TO DO — Look below and pull out each line with the word "отчет".

DATA EXTRACT —
......
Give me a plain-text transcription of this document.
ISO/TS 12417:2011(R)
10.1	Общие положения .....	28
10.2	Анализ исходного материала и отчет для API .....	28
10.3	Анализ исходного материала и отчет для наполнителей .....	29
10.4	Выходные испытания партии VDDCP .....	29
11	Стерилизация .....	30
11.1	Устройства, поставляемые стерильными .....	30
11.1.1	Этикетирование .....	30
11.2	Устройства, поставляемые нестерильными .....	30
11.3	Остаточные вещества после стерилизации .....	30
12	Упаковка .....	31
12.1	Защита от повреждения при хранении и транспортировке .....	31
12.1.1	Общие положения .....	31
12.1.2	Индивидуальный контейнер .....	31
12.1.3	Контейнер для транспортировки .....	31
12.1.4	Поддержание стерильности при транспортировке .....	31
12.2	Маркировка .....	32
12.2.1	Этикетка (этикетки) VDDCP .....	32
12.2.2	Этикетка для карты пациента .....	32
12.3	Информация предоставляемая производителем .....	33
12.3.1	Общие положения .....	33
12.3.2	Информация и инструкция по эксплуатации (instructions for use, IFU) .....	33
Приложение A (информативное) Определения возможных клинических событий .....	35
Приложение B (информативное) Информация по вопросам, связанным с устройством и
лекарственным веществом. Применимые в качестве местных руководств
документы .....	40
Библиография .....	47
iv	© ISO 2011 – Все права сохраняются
......
ANSWER FOR THE TASK —
10.2	Анализ исходного материала и отчет для API .....	28
10.3	Анализ исходного материала и отчет для наполнителей .....	29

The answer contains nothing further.